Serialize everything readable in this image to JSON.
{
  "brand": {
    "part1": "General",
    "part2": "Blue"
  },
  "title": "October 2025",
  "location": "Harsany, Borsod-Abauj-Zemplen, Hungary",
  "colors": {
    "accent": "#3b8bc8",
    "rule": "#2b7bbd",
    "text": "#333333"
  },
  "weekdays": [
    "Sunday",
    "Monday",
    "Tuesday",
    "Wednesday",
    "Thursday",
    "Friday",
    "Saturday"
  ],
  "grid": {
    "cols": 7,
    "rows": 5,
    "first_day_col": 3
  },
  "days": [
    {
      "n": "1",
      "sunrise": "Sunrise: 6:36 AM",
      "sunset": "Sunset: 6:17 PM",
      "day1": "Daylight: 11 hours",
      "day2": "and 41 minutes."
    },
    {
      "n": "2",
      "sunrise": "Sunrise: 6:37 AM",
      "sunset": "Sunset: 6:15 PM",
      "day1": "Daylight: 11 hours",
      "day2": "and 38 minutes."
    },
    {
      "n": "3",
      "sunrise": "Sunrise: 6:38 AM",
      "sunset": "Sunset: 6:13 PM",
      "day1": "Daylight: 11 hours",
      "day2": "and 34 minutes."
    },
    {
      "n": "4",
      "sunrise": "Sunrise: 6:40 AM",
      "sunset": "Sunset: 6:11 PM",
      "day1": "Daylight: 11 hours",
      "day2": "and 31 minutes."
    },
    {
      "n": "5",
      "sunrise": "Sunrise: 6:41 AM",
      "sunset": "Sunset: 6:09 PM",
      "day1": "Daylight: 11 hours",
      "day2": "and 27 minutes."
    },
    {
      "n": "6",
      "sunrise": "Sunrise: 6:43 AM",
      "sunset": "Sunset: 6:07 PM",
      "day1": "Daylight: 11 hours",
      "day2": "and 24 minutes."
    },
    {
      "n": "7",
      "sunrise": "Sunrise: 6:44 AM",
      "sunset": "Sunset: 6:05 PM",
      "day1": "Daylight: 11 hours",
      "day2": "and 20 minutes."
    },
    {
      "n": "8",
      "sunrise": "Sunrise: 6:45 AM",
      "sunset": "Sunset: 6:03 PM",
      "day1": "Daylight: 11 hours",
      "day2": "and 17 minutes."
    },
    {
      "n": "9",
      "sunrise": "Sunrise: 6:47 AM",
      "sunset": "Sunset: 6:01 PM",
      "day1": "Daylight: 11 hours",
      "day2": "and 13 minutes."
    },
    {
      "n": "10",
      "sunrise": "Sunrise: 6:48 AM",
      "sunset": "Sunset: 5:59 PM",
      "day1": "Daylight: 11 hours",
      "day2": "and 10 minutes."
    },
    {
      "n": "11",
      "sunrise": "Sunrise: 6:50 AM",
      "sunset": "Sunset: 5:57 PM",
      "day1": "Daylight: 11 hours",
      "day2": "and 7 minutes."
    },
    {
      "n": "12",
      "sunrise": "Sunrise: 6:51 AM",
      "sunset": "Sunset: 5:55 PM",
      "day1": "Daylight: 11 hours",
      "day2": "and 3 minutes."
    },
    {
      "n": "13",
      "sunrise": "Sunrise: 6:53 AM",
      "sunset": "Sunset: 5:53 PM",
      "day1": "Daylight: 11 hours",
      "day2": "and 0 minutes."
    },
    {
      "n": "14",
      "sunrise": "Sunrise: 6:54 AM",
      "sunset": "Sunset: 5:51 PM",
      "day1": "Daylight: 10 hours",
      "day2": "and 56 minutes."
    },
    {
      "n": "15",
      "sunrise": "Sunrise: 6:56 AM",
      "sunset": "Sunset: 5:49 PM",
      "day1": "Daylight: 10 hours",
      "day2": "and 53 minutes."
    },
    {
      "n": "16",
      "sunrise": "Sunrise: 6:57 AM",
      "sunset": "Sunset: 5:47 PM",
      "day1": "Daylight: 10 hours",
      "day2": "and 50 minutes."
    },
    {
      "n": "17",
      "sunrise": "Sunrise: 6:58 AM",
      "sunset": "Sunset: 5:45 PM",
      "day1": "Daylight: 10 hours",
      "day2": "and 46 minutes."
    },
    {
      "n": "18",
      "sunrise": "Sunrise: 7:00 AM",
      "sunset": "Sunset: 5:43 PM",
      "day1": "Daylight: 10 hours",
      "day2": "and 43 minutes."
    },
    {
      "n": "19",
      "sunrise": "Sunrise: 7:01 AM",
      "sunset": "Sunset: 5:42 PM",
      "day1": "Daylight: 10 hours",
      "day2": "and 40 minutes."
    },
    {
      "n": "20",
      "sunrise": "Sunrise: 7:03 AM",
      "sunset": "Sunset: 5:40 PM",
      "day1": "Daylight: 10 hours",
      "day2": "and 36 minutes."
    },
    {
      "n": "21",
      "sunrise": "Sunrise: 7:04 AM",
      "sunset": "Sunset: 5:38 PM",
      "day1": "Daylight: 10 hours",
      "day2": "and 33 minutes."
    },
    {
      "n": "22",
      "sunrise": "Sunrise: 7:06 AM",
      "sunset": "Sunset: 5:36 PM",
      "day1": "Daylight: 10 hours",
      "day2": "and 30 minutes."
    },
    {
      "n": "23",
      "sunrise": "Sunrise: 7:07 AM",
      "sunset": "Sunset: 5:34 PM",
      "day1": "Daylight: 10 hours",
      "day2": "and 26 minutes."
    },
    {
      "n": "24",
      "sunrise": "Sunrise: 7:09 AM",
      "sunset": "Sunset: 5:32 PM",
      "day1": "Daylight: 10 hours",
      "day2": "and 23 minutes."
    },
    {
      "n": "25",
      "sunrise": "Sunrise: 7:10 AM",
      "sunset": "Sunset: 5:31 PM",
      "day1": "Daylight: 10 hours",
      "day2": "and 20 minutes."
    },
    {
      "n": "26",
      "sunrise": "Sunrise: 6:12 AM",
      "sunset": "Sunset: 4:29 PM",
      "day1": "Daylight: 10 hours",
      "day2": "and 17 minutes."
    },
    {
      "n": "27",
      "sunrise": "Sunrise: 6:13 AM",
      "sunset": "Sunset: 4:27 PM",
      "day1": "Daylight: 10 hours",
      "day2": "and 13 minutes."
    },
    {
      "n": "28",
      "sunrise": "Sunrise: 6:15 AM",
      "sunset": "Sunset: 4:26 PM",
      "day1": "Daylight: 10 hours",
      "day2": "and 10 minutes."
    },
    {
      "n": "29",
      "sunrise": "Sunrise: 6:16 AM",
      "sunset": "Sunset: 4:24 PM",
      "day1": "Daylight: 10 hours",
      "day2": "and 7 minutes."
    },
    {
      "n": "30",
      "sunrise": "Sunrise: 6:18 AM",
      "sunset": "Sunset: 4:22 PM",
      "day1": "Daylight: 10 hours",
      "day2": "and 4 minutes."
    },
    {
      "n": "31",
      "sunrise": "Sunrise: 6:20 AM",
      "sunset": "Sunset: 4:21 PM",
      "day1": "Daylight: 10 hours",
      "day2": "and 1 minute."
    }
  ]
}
= = =
## Exercise aim
Your task is to return the full listing exactly as it was given.

## Answer for the task
Serialize everything readable in this image to JSON.
{
  "brand": {
    "part1": "General",
    "part2": "Blue"
  },
  "title": "October 2025",
  "location": "Harsany, Borsod-Abauj-Zemplen, Hungary",
  "colors": {
    "accent": "#3b8bc8",
    "rule": "#2b7bbd",
    "text": "#333333"
  },
  "weekdays": [
    "Sunday",
    "Monday",
    "Tuesday",
    "Wednesday",
    "Thursday",
    "Friday",
    "Saturday"
  ],
  "grid": {
    "cols": 7,
    "rows": 5,
    "first_day_col": 3
  },
  "days": [
    {
      "n": "1",
      "sunrise": "Sunrise: 6:36 AM",
      "sunset": "Sunset: 6:17 PM",
      "day1": "Daylight: 11 hours",
      "day2": "and 41 minutes."
    },
    {
      "n": "2",
      "sunrise": "Sunrise: 6:37 AM",
      "sunset": "Sunset: 6:15 PM",
      "day1": "Daylight: 11 hours",
      "day2": "and 38 minutes."
    },
    {
      "n": "3",
      "sunrise": "Sunrise: 6:38 AM",
      "sunset": "Sunset: 6:13 PM",
      "day1": "Daylight: 11 hours",
      "day2": "and 34 minutes."
    },
    {
      "n": "4",
      "sunrise": "Sunrise: 6:40 AM",
      "sunset": "Sunset: 6:11 PM",
      "day1": "Daylight: 11 hours",
      "day2": "and 31 minutes."
    },
    {
      "n": "5",
      "sunrise": "Sunrise: 6:41 AM",
      "sunset": "Sunset: 6:09 PM",
      "day1": "Daylight: 11 hours",
      "day2": "and 27 minutes."
    },
    {
      "n": "6",
      "sunrise": "Sunrise: 6:43 AM",
      "sunset": "Sunset: 6:07 PM",
      "day1": "Daylight: 11 hours",
      "day2": "and 24 minutes."
    },
    {
      "n": "7",
      "sunrise": "Sunrise: 6:44 AM",
      "sunset": "Sunset: 6:05 PM",
      "day1": "Daylight: 11 hours",
      "day2": "and 20 minutes."
    },
    {
      "n": "8",
      "sunrise": "Sunrise: 6:45 AM",
      "sunset": "Sunset: 6:03 PM",
      "day1": "Daylight: 11 hours",
      "day2": "and 17 minutes."
    },
    {
      "n": "9",
      "sunrise": "Sunrise: 6:47 AM",
      "sunset": "Sunset: 6:01 PM",
      "day1": "Daylight: 11 hours",
      "day2": "and 13 minutes."
    },
    {
      "n": "10",
      "sunrise": "Sunrise: 6:48 AM",
      "sunset": "Sunset: 5:59 PM",
      "day1": "Daylight: 11 hours",
      "day2": "and 10 minutes."
    },
    {
      "n": "11",
      "sunrise": "Sunrise: 6:50 AM",
      "sunset": "Sunset: 5:57 PM",
      "day1": "Daylight: 11 hours",
      "day2": "and 7 minutes."
    },
    {
      "n": "12",
      "sunrise": "Sunrise: 6:51 AM",
      "sunset": "Sunset: 5:55 PM",
      "day1": "Daylight: 11 hours",
      "day2": "and 3 minutes."
    },
    {
      "n": "13",
      "sunrise": "Sunrise: 6:53 AM",
      "sunset": "Sunset: 5:53 PM",
      "day1": "Daylight: 11 hours",
      "day2": "and 0 minutes."
    },
    {
      "n": "14",
      "sunrise": "Sunrise: 6:54 AM",
      "sunset": "Sunset: 5:51 PM",
      "day1": "Daylight: 10 hours",
      "day2": "and 56 minutes."
    },
    {
      "n": "15",
      "sunrise": "Sunrise: 6:56 AM",
      "sunset": "Sunset: 5:49 PM",
      "day1": "Daylight: 10 hours",
      "day2": "and 53 minutes."
    },
    {
      "n": "16",
      "sunrise": "Sunrise: 6:57 AM",
      "sunset": "Sunset: 5:47 PM",
      "day1": "Daylight: 10 hours",
      "day2": "and 50 minutes."
    },
    {
      "n": "17",
      "sunrise": "Sunrise: 6:58 AM",
      "sunset": "Sunset: 5:45 PM",
      "day1": "Daylight: 10 hours",
      "day2": "and 46 minutes."
    },
    {
      "n": "18",
      "sunrise": "Sunrise: 7:00 AM",
      "sunset": "Sunset: 5:43 PM",
      "day1": "Daylight: 10 hours",
      "day2": "and 43 minutes."
    },
    {
      "n": "19",
      "sunrise": "Sunrise: 7:01 AM",
      "sunset": "Sunset: 5:42 PM",
      "day1": "Daylight: 10 hours",
      "day2": "and 40 minutes."
    },
    {
      "n": "20",
      "sunrise": "Sunrise: 7:03 AM",
      "sunset": "Sunset: 5:40 PM",
      "day1": "Daylight: 10 hours",
      "day2": "and 36 minutes."
    },
    {
      "n": "21",
      "sunrise": "Sunrise: 7:04 AM",
      "sunset": "Sunset: 5:38 PM",
      "day1": "Daylight: 10 hours",
      "day2": "and 33 minutes."
    },
    {
      "n": "22",
      "sunrise": "Sunrise: 7:06 AM",
      "sunset": "Sunset: 5:36 PM",
      "day1": "Daylight: 10 hours",
      "day2": "and 30 minutes."
    },
    {
      "n": "23",
      "sunrise": "Sunrise: 7:07 AM",
      "sunset": "Sunset: 5:34 PM",
      "day1": "Daylight: 10 hours",
      "day2": "and 26 minutes."
    },
    {
      "n": "24",
      "sunrise": "Sunrise: 7:09 AM",
      "sunset": "Sunset: 5:32 PM",
      "day1": "Daylight: 10 hours",
      "day2": "and 23 minutes."
    },
    {
      "n": "25",
      "sunrise": "Sunrise: 7:10 AM",
      "sunset": "Sunset: 5:31 PM",
      "day1": "Daylight: 10 hours",
      "day2": "and 20 minutes."
    },
    {
      "n": "26",
      "sunrise": "Sunrise: 6:12 AM",
      "sunset": "Sunset: 4:29 PM",
      "day1": "Daylight: 10 hours",
      "day2": "and 17 minutes."
    },
    {
      "n": "27",
      "sunrise": "Sunrise: 6:13 AM",
      "sunset": "Sunset: 4:27 PM",
      "day1": "Daylight: 10 hours",
      "day2": "and 13 minutes."
    },
    {
      "n": "28",
      "sunrise": "Sunrise: 6:15 AM",
      "sunset": "Sunset: 4:26 PM",
      "day1": "Daylight: 10 hours",
      "day2": "and 10 minutes."
    },
    {
      "n": "29",
      "sunrise": "Sunrise: 6:16 AM",
      "sunset": "Sunset: 4:24 PM",
      "day1": "Daylight: 10 hours",
      "day2": "and 7 minutes."
    },
    {
      "n": "30",
      "sunrise": "Sunrise: 6:18 AM",
      "sunset": "Sunset: 4:22 PM",
      "day1": "Daylight: 10 hours",
      "day2": "and 4 minutes."
    },
    {
      "n": "31",
      "sunrise": "Sunrise: 6:20 AM",
      "sunset": "Sunset: 4:21 PM",
      "day1": "Daylight: 10 hours",
      "day2": "and 1 minute."
    }
  ]
}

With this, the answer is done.